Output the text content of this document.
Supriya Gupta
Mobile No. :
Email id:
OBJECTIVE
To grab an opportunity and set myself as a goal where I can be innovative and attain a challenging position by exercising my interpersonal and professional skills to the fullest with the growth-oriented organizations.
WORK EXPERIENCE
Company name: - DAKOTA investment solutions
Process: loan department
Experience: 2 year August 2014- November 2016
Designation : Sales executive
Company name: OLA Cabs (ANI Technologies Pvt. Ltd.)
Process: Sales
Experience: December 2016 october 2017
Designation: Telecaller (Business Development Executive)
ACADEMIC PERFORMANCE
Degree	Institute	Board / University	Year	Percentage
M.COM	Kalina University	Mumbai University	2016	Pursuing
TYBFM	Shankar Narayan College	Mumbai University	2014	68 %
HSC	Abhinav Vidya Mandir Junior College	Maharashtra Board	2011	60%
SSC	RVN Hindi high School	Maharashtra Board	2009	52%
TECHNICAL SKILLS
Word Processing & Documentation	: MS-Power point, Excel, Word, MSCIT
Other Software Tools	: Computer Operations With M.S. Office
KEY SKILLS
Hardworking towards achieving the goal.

+++

== The task ==
Only lines with the word "Maharashtra" should be collected from the material.

== Exercise solution ==
HSC	Abhinav Vidya Mandir Junior College	Maharashtra Board	2011	60%
SSC	RVN Hindi high School	Maharashtra Board	2009	52%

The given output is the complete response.